Problem to work on ->
Look for the string "grid" in every line, and copy each line that has it.

Provided data ->
○ ○ ○ ○
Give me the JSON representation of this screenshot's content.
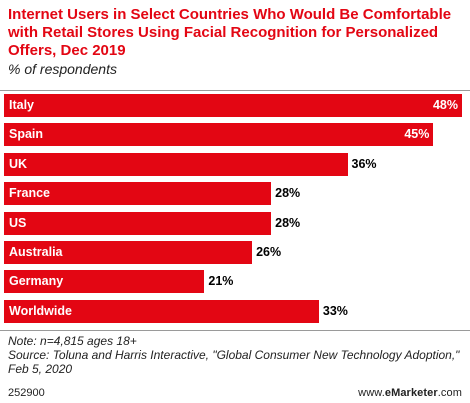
{
  "title": "Internet Users in Select Countries Who Would Be Comfortable with Retail Stores Using Facial Recognition for Personalized Offers, Dec 2019",
  "subtitle": "% of respondents",
  "colors": {
    "accent": "#e30613",
    "label_inside": "#ffffff",
    "label_outside": "#000000"
  },
  "chart_data": {
    "type": "bar",
    "orientation": "horizontal",
    "categories": [
      "Italy",
      "Spain",
      "UK",
      "France",
      "US",
      "Australia",
      "Germany",
      "Worldwide"
    ],
    "values": [
      48,
      45,
      36,
      28,
      28,
      26,
      21,
      33
    ],
    "value_labels": [
      "48%",
      "45%",
      "36%",
      "28%",
      "28%",
      "26%",
      "21%",
      "33%"
    ],
    "title": "Internet Users in Select Countries Who Would Be Comfortable with Retail Stores Using Facial Recognition for Personalized Offers, Dec 2019",
    "subtitle": "% of respondents",
    "xlabel": "",
    "ylabel": "",
    "xlim": [
      0,
      48
    ],
    "grid": false,
    "legend": "none"
  },
  "notes": {
    "note": "Note: n=4,815 ages 18+",
    "source": "Source: Toluna and Harris Interactive, \"Global Consumer New Technology Adoption,\" Feb 5, 2020"
  },
  "footer": {
    "chart_id": "252900",
    "brand_site": "www.",
    "brand_name": "eMarketer",
    "brand_tld": ".com"
  }
}
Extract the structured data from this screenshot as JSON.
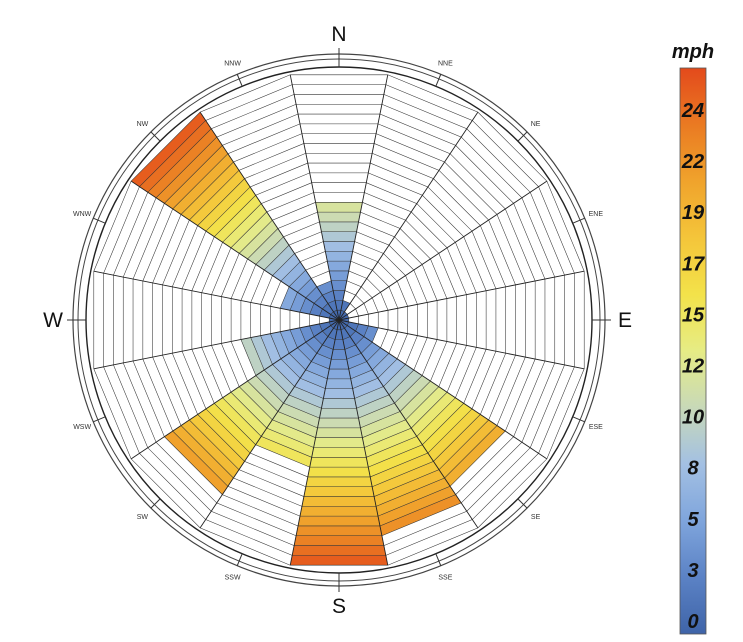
{
  "chart_data": {
    "type": "wind-rose",
    "directions": [
      "N",
      "NNE",
      "NE",
      "ENE",
      "E",
      "ESE",
      "SE",
      "SSE",
      "S",
      "SSW",
      "SW",
      "WSW",
      "W",
      "WNW",
      "NW",
      "NNW"
    ],
    "direction_labels": {
      "cardinal": {
        "N": "N",
        "E": "E",
        "S": "S",
        "W": "W"
      },
      "intercardinal": {
        "NNE": "NNE",
        "NE": "NE",
        "ENE": "ENE",
        "ESE": "ESE",
        "SE": "SE",
        "SSE": "SSE",
        "SSW": "SSW",
        "SW": "SW",
        "WSW": "WSW",
        "WNW": "WNW",
        "NW": "NW",
        "NNW": "NNW"
      }
    },
    "wedges": [
      {
        "direction": "N",
        "value": 12.5
      },
      {
        "direction": "NNE",
        "value": 2.5
      },
      {
        "direction": "NE",
        "value": 1.5
      },
      {
        "direction": "ENE",
        "value": 1.0
      },
      {
        "direction": "E",
        "value": 1.5
      },
      {
        "direction": "ESE",
        "value": 4.5
      },
      {
        "direction": "SE",
        "value": 20.5
      },
      {
        "direction": "SSE",
        "value": 22.0
      },
      {
        "direction": "S",
        "value": 25.5
      },
      {
        "direction": "SSW",
        "value": 15.0
      },
      {
        "direction": "SW",
        "value": 21.0
      },
      {
        "direction": "WSW",
        "value": 10.5
      },
      {
        "direction": "W",
        "value": 1.5
      },
      {
        "direction": "WNW",
        "value": 6.0
      },
      {
        "direction": "NW",
        "value": 25.5
      },
      {
        "direction": "NNW",
        "value": 4.0
      }
    ],
    "rings": 25,
    "colorbar": {
      "title": "mph",
      "ticks": [
        "24",
        "22",
        "19",
        "17",
        "15",
        "12",
        "10",
        "8",
        "5",
        "3",
        "0"
      ],
      "range": [
        0,
        26
      ],
      "colors": [
        "#3f64a8",
        "#5b82c5",
        "#7fa5dc",
        "#a3c0e3",
        "#c8d9b8",
        "#e6ec85",
        "#f3e24a",
        "#f4c53a",
        "#f0a32c",
        "#ea7a22",
        "#e34a1c"
      ]
    }
  }
}
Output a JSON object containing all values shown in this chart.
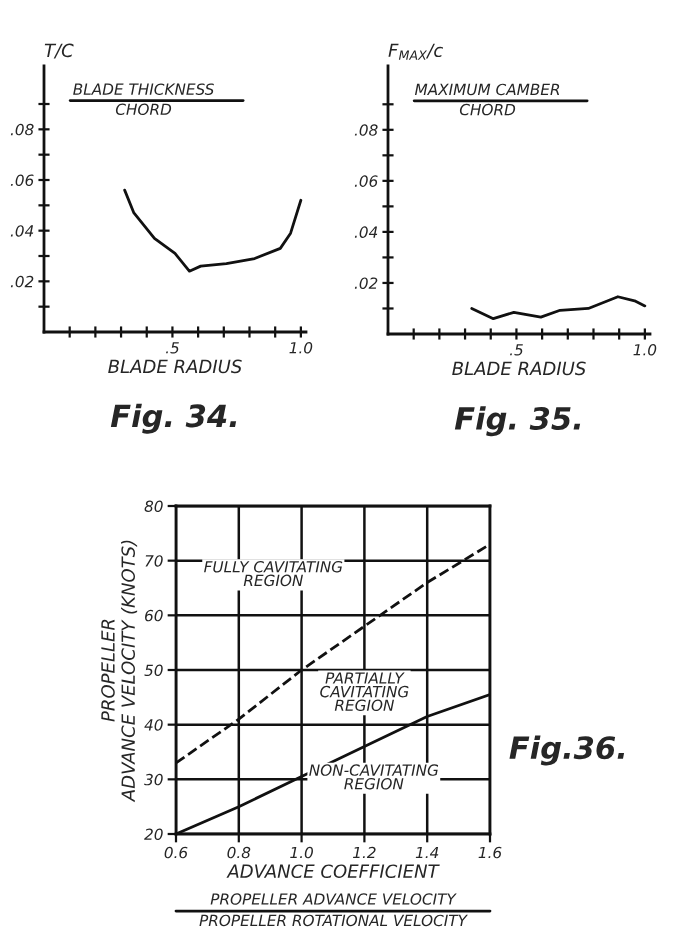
{
  "chart_data": [
    {
      "type": "line",
      "title": "Fig. 34.",
      "ylabel": "T/C",
      "xlabel": "BLADE RADIUS",
      "annotations": [
        "BLADE THICKNESS",
        "CHORD"
      ],
      "x": [
        0.314,
        0.35,
        0.43,
        0.51,
        0.566,
        0.61,
        0.71,
        0.82,
        0.92,
        0.96,
        1.0
      ],
      "series": [
        {
          "color": "#111111",
          "values": [
            0.056,
            0.047,
            0.037,
            0.031,
            0.024,
            0.026,
            0.027,
            0.029,
            0.033,
            0.039,
            0.052
          ]
        }
      ],
      "xlim": [
        0,
        1.02
      ],
      "ylim": [
        0,
        0.105
      ],
      "xticks": [
        {
          "value": 0.1,
          "label": null
        },
        {
          "value": 0.2,
          "label": null
        },
        {
          "value": 0.3,
          "label": null
        },
        {
          "value": 0.4,
          "label": null
        },
        {
          "value": 0.5,
          "label": ".5"
        },
        {
          "value": 0.6,
          "label": null
        },
        {
          "value": 0.7,
          "label": null
        },
        {
          "value": 0.8,
          "label": null
        },
        {
          "value": 0.9,
          "label": null
        },
        {
          "value": 1.0,
          "label": "1.0"
        }
      ],
      "yticks": [
        {
          "value": 0.01,
          "label": null
        },
        {
          "value": 0.02,
          "label": ".02"
        },
        {
          "value": 0.03,
          "label": null
        },
        {
          "value": 0.04,
          "label": ".04"
        },
        {
          "value": 0.05,
          "label": null
        },
        {
          "value": 0.06,
          "label": ".06"
        },
        {
          "value": 0.07,
          "label": null
        },
        {
          "value": 0.08,
          "label": ".08"
        },
        {
          "value": 0.09,
          "label": null
        }
      ],
      "grid": false,
      "legend": false,
      "marker": "none",
      "line_style": "solid"
    },
    {
      "type": "line",
      "title": "Fig. 35.",
      "ylabel": "F$_{MAX}$/c",
      "xlabel": "BLADE RADIUS",
      "annotations": [
        "MAXIMUM CAMBER",
        "CHORD"
      ],
      "x": [
        0.326,
        0.41,
        0.49,
        0.595,
        0.67,
        0.78,
        0.895,
        0.96,
        1.0
      ],
      "series": [
        {
          "color": "#111111",
          "values": [
            0.01,
            0.006,
            0.0085,
            0.0066,
            0.0093,
            0.01,
            0.0146,
            0.013,
            0.011
          ]
        }
      ],
      "xlim": [
        0,
        1.02
      ],
      "ylim": [
        0,
        0.105
      ],
      "xticks": [
        {
          "value": 0.1,
          "label": null
        },
        {
          "value": 0.2,
          "label": null
        },
        {
          "value": 0.3,
          "label": null
        },
        {
          "value": 0.4,
          "label": null
        },
        {
          "value": 0.5,
          "label": ".5"
        },
        {
          "value": 0.6,
          "label": null
        },
        {
          "value": 0.7,
          "label": null
        },
        {
          "value": 0.8,
          "label": null
        },
        {
          "value": 0.9,
          "label": null
        },
        {
          "value": 1.0,
          "label": "1.0"
        }
      ],
      "yticks": [
        {
          "value": 0.01,
          "label": null
        },
        {
          "value": 0.02,
          "label": ".02"
        },
        {
          "value": 0.03,
          "label": null
        },
        {
          "value": 0.04,
          "label": ".04"
        },
        {
          "value": 0.05,
          "label": null
        },
        {
          "value": 0.06,
          "label": ".06"
        },
        {
          "value": 0.07,
          "label": null
        },
        {
          "value": 0.08,
          "label": ".08"
        },
        {
          "value": 0.09,
          "label": null
        }
      ],
      "grid": false,
      "legend": false,
      "marker": "none",
      "line_style": "solid"
    },
    {
      "type": "line",
      "title": "Fig.36.",
      "ylabel": "PROPELLER\nADVANCE VELOCITY (KNOTS)",
      "xlabel": "ADVANCE COEFFICIENT",
      "annotations": [
        "PROPELLER ADVANCE VELOCITY",
        "PROPELLER ROTATIONAL VELOCITY",
        "FULLY CAVITATING\nREGION",
        "PARTIALLY\nCAVITATING\nREGION",
        "NON-CAVITATING\nREGION"
      ],
      "x": [
        0.6,
        0.8,
        1.0,
        1.2,
        1.4,
        1.6
      ],
      "series": [
        {
          "color": "#111111",
          "line_style": "dashed",
          "values": [
            33,
            41,
            50,
            58,
            66,
            73
          ]
        },
        {
          "color": "#111111",
          "line_style": "solid",
          "values": [
            20,
            25,
            30.5,
            36,
            41.5,
            45.5
          ]
        }
      ],
      "xlim": [
        0.6,
        1.6
      ],
      "ylim": [
        20,
        80
      ],
      "xticks": [
        0.6,
        0.8,
        {
          "value": 1.0,
          "label": "1.0"
        },
        1.2,
        1.4,
        1.6
      ],
      "yticks": [
        20,
        30,
        40,
        50,
        60,
        70,
        80
      ],
      "grid": true,
      "legend": false,
      "marker": "none"
    }
  ]
}
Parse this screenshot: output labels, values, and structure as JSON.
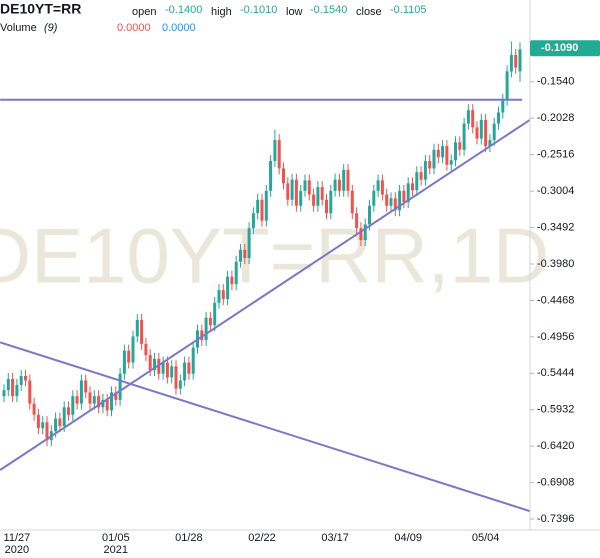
{
  "chart_data": {
    "type": "candlestick",
    "symbol": "DE10YT=RR",
    "watermark": "DE10YT=RR,1D",
    "ohlc_legend": {
      "open_label": "open",
      "open": "-0.1400",
      "high_label": "high",
      "high": "-0.1010",
      "low_label": "low",
      "low": "-0.1540",
      "close_label": "close",
      "close": "-0.1105"
    },
    "volume_legend": {
      "label": "Volume",
      "length": "(9)",
      "up": "0.0000",
      "down": "0.0000"
    },
    "last_price": {
      "value": -0.109,
      "label": "-0.1090"
    },
    "up_color": "#26a69a",
    "down_color": "#ef5350",
    "line_color": "#7a78c6",
    "ylim": [
      -0.7543,
      -0.0444
    ],
    "yticks": [
      {
        "value": -0.154,
        "label": "-0.1540"
      },
      {
        "value": -0.2028,
        "label": "-0.2028"
      },
      {
        "value": -0.2516,
        "label": "-0.2516"
      },
      {
        "value": -0.3004,
        "label": "-0.3004"
      },
      {
        "value": -0.3492,
        "label": "-0.3492"
      },
      {
        "value": -0.398,
        "label": "-0.3980"
      },
      {
        "value": -0.4468,
        "label": "-0.4468"
      },
      {
        "value": -0.4956,
        "label": "-0.4956"
      },
      {
        "value": -0.5444,
        "label": "-0.5444"
      },
      {
        "value": -0.5932,
        "label": "-0.5932"
      },
      {
        "value": -0.642,
        "label": "-0.6420"
      },
      {
        "value": -0.6908,
        "label": "-0.6908"
      },
      {
        "value": -0.7396,
        "label": "-0.7396"
      }
    ],
    "categories": [
      null,
      null,
      null,
      "11/27",
      null,
      null,
      null,
      null,
      null,
      null,
      null,
      null,
      null,
      null,
      null,
      null,
      null,
      null,
      null,
      null,
      null,
      null,
      null,
      null,
      null,
      null,
      "01/05",
      null,
      null,
      null,
      null,
      null,
      null,
      null,
      null,
      null,
      null,
      null,
      null,
      null,
      null,
      null,
      null,
      "01/28",
      null,
      null,
      null,
      null,
      null,
      null,
      null,
      null,
      null,
      null,
      null,
      null,
      null,
      null,
      null,
      null,
      "02/22",
      null,
      null,
      null,
      null,
      null,
      null,
      null,
      null,
      null,
      null,
      null,
      null,
      null,
      null,
      null,
      null,
      "03/17",
      null,
      null,
      null,
      null,
      null,
      null,
      null,
      null,
      null,
      null,
      null,
      null,
      null,
      null,
      null,
      null,
      "04/09",
      null,
      null,
      null,
      null,
      null,
      null,
      null,
      null,
      null,
      null,
      null,
      null,
      null,
      null,
      null,
      null,
      null,
      "05/04",
      null,
      null,
      null,
      null,
      null,
      null,
      null,
      null
    ],
    "category_years": [
      null,
      null,
      null,
      "2020",
      null,
      null,
      null,
      null,
      null,
      null,
      null,
      null,
      null,
      null,
      null,
      null,
      null,
      null,
      null,
      null,
      null,
      null,
      null,
      null,
      null,
      null,
      "2021",
      null,
      null,
      null,
      null,
      null,
      null,
      null,
      null,
      null,
      null,
      null,
      null,
      null,
      null,
      null,
      null,
      null,
      null,
      null,
      null,
      null,
      null,
      null,
      null,
      null,
      null,
      null,
      null,
      null,
      null,
      null,
      null,
      null,
      null,
      null,
      null,
      null,
      null,
      null,
      null,
      null,
      null,
      null,
      null,
      null,
      null,
      null,
      null,
      null,
      null,
      null,
      null,
      null,
      null,
      null,
      null,
      null,
      null,
      null,
      null,
      null,
      null,
      null,
      null,
      null,
      null,
      null,
      null,
      null,
      null,
      null,
      null,
      null,
      null,
      null,
      null,
      null,
      null,
      null,
      null,
      null,
      null,
      null,
      null,
      null,
      null,
      null,
      null,
      null,
      null,
      null,
      null,
      null,
      null
    ],
    "candles": [
      [
        -0.575,
        -0.559,
        -0.583,
        -0.567
      ],
      [
        -0.567,
        -0.544,
        -0.575,
        -0.552
      ],
      [
        -0.552,
        -0.544,
        -0.583,
        -0.575
      ],
      [
        -0.575,
        -0.552,
        -0.583,
        -0.56
      ],
      [
        -0.56,
        -0.54,
        -0.568,
        -0.548
      ],
      [
        -0.548,
        -0.54,
        -0.562,
        -0.554
      ],
      [
        -0.554,
        -0.546,
        -0.593,
        -0.585
      ],
      [
        -0.585,
        -0.577,
        -0.608,
        -0.6
      ],
      [
        -0.6,
        -0.592,
        -0.626,
        -0.618
      ],
      [
        -0.618,
        -0.602,
        -0.626,
        -0.61
      ],
      [
        -0.61,
        -0.602,
        -0.642,
        -0.634
      ],
      [
        -0.634,
        -0.614,
        -0.642,
        -0.622
      ],
      [
        -0.622,
        -0.597,
        -0.63,
        -0.605
      ],
      [
        -0.605,
        -0.597,
        -0.623,
        -0.615
      ],
      [
        -0.615,
        -0.582,
        -0.623,
        -0.59
      ],
      [
        -0.59,
        -0.582,
        -0.608,
        -0.6
      ],
      [
        -0.6,
        -0.567,
        -0.608,
        -0.575
      ],
      [
        -0.575,
        -0.567,
        -0.593,
        -0.585
      ],
      [
        -0.585,
        -0.546,
        -0.593,
        -0.554
      ],
      [
        -0.554,
        -0.546,
        -0.578,
        -0.57
      ],
      [
        -0.57,
        -0.562,
        -0.593,
        -0.585
      ],
      [
        -0.585,
        -0.567,
        -0.593,
        -0.575
      ],
      [
        -0.575,
        -0.567,
        -0.598,
        -0.59
      ],
      [
        -0.59,
        -0.572,
        -0.598,
        -0.58
      ],
      [
        -0.58,
        -0.572,
        -0.602,
        -0.594
      ],
      [
        -0.594,
        -0.562,
        -0.602,
        -0.57
      ],
      [
        -0.57,
        -0.562,
        -0.588,
        -0.58
      ],
      [
        -0.58,
        -0.537,
        -0.588,
        -0.545
      ],
      [
        -0.545,
        -0.506,
        -0.553,
        -0.514
      ],
      [
        -0.514,
        -0.506,
        -0.538,
        -0.53
      ],
      [
        -0.53,
        -0.487,
        -0.538,
        -0.495
      ],
      [
        -0.495,
        -0.465,
        -0.503,
        -0.473
      ],
      [
        -0.473,
        -0.465,
        -0.513,
        -0.505
      ],
      [
        -0.505,
        -0.497,
        -0.528,
        -0.52
      ],
      [
        -0.52,
        -0.512,
        -0.548,
        -0.54
      ],
      [
        -0.54,
        -0.517,
        -0.548,
        -0.525
      ],
      [
        -0.525,
        -0.517,
        -0.553,
        -0.545
      ],
      [
        -0.545,
        -0.522,
        -0.553,
        -0.53
      ],
      [
        -0.53,
        -0.522,
        -0.558,
        -0.55
      ],
      [
        -0.55,
        -0.527,
        -0.558,
        -0.535
      ],
      [
        -0.535,
        -0.527,
        -0.573,
        -0.565
      ],
      [
        -0.565,
        -0.546,
        -0.573,
        -0.554
      ],
      [
        -0.554,
        -0.522,
        -0.562,
        -0.53
      ],
      [
        -0.53,
        -0.522,
        -0.553,
        -0.545
      ],
      [
        -0.545,
        -0.502,
        -0.553,
        -0.51
      ],
      [
        -0.51,
        -0.479,
        -0.518,
        -0.487
      ],
      [
        -0.487,
        -0.479,
        -0.508,
        -0.5
      ],
      [
        -0.5,
        -0.462,
        -0.508,
        -0.47
      ],
      [
        -0.47,
        -0.462,
        -0.488,
        -0.48
      ],
      [
        -0.48,
        -0.442,
        -0.488,
        -0.45
      ],
      [
        -0.45,
        -0.425,
        -0.458,
        -0.433
      ],
      [
        -0.433,
        -0.425,
        -0.453,
        -0.445
      ],
      [
        -0.445,
        -0.407,
        -0.453,
        -0.415
      ],
      [
        -0.415,
        -0.407,
        -0.433,
        -0.425
      ],
      [
        -0.425,
        -0.387,
        -0.433,
        -0.395
      ],
      [
        -0.395,
        -0.371,
        -0.403,
        -0.379
      ],
      [
        -0.379,
        -0.371,
        -0.398,
        -0.39
      ],
      [
        -0.39,
        -0.342,
        -0.398,
        -0.35
      ],
      [
        -0.35,
        -0.322,
        -0.358,
        -0.33
      ],
      [
        -0.33,
        -0.304,
        -0.338,
        -0.312
      ],
      [
        -0.312,
        -0.304,
        -0.348,
        -0.34
      ],
      [
        -0.34,
        -0.292,
        -0.348,
        -0.3
      ],
      [
        -0.3,
        -0.252,
        -0.308,
        -0.26
      ],
      [
        -0.26,
        -0.218,
        -0.268,
        -0.232
      ],
      [
        -0.232,
        -0.224,
        -0.278,
        -0.27
      ],
      [
        -0.27,
        -0.262,
        -0.298,
        -0.29
      ],
      [
        -0.29,
        -0.282,
        -0.32,
        -0.312
      ],
      [
        -0.312,
        -0.277,
        -0.32,
        -0.285
      ],
      [
        -0.285,
        -0.277,
        -0.328,
        -0.32
      ],
      [
        -0.32,
        -0.292,
        -0.328,
        -0.3
      ],
      [
        -0.3,
        -0.278,
        -0.308,
        -0.286
      ],
      [
        -0.286,
        -0.278,
        -0.313,
        -0.305
      ],
      [
        -0.305,
        -0.297,
        -0.328,
        -0.32
      ],
      [
        -0.32,
        -0.287,
        -0.328,
        -0.295
      ],
      [
        -0.295,
        -0.287,
        -0.32,
        -0.312
      ],
      [
        -0.312,
        -0.304,
        -0.338,
        -0.33
      ],
      [
        -0.33,
        -0.292,
        -0.338,
        -0.3
      ],
      [
        -0.3,
        -0.277,
        -0.308,
        -0.285
      ],
      [
        -0.285,
        -0.277,
        -0.308,
        -0.3
      ],
      [
        -0.3,
        -0.264,
        -0.308,
        -0.272
      ],
      [
        -0.272,
        -0.264,
        -0.308,
        -0.3
      ],
      [
        -0.3,
        -0.292,
        -0.338,
        -0.33
      ],
      [
        -0.33,
        -0.322,
        -0.358,
        -0.35
      ],
      [
        -0.35,
        -0.342,
        -0.374,
        -0.366
      ],
      [
        -0.366,
        -0.337,
        -0.374,
        -0.345
      ],
      [
        -0.345,
        -0.312,
        -0.353,
        -0.32
      ],
      [
        -0.32,
        -0.292,
        -0.328,
        -0.3
      ],
      [
        -0.3,
        -0.278,
        -0.308,
        -0.286
      ],
      [
        -0.286,
        -0.278,
        -0.313,
        -0.305
      ],
      [
        -0.305,
        -0.297,
        -0.328,
        -0.32
      ],
      [
        -0.32,
        -0.302,
        -0.328,
        -0.31
      ],
      [
        -0.31,
        -0.302,
        -0.334,
        -0.326
      ],
      [
        -0.326,
        -0.292,
        -0.334,
        -0.3
      ],
      [
        -0.3,
        -0.292,
        -0.323,
        -0.315
      ],
      [
        -0.315,
        -0.282,
        -0.323,
        -0.29
      ],
      [
        -0.29,
        -0.282,
        -0.307,
        -0.299
      ],
      [
        -0.299,
        -0.267,
        -0.307,
        -0.275
      ],
      [
        -0.275,
        -0.267,
        -0.293,
        -0.285
      ],
      [
        -0.285,
        -0.252,
        -0.293,
        -0.26
      ],
      [
        -0.26,
        -0.252,
        -0.278,
        -0.27
      ],
      [
        -0.27,
        -0.237,
        -0.278,
        -0.245
      ],
      [
        -0.245,
        -0.237,
        -0.263,
        -0.255
      ],
      [
        -0.255,
        -0.232,
        -0.263,
        -0.24
      ],
      [
        -0.24,
        -0.232,
        -0.273,
        -0.265
      ],
      [
        -0.265,
        -0.251,
        -0.273,
        -0.259
      ],
      [
        -0.259,
        -0.227,
        -0.267,
        -0.235
      ],
      [
        -0.235,
        -0.227,
        -0.253,
        -0.245
      ],
      [
        -0.245,
        -0.202,
        -0.253,
        -0.21
      ],
      [
        -0.21,
        -0.184,
        -0.218,
        -0.192
      ],
      [
        -0.192,
        -0.184,
        -0.223,
        -0.215
      ],
      [
        -0.215,
        -0.207,
        -0.238,
        -0.23
      ],
      [
        -0.23,
        -0.197,
        -0.238,
        -0.205
      ],
      [
        -0.205,
        -0.197,
        -0.248,
        -0.24
      ],
      [
        -0.24,
        -0.224,
        -0.248,
        -0.232
      ],
      [
        -0.232,
        -0.202,
        -0.24,
        -0.21
      ],
      [
        -0.21,
        -0.187,
        -0.218,
        -0.195
      ],
      [
        -0.195,
        -0.17,
        -0.203,
        -0.178
      ],
      [
        -0.178,
        -0.132,
        -0.186,
        -0.14
      ],
      [
        -0.14,
        -0.1,
        -0.148,
        -0.118
      ],
      [
        -0.118,
        -0.11,
        -0.143,
        -0.135
      ],
      [
        -0.14,
        -0.101,
        -0.154,
        -0.1105
      ]
    ],
    "lines": [
      {
        "x": [
          -0.9,
          120.5
        ],
        "y": [
          -0.178,
          -0.178
        ]
      },
      {
        "x": [
          -0.9,
          122.3
        ],
        "y": [
          -0.674,
          -0.205
        ]
      },
      {
        "x": [
          -0.9,
          122.3
        ],
        "y": [
          -0.503,
          -0.729
        ]
      }
    ]
  }
}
○ ○ ○ ○
Correct answer ->
    "grid": false,
      "grid": false,
      "grid": false,
      "grid": true,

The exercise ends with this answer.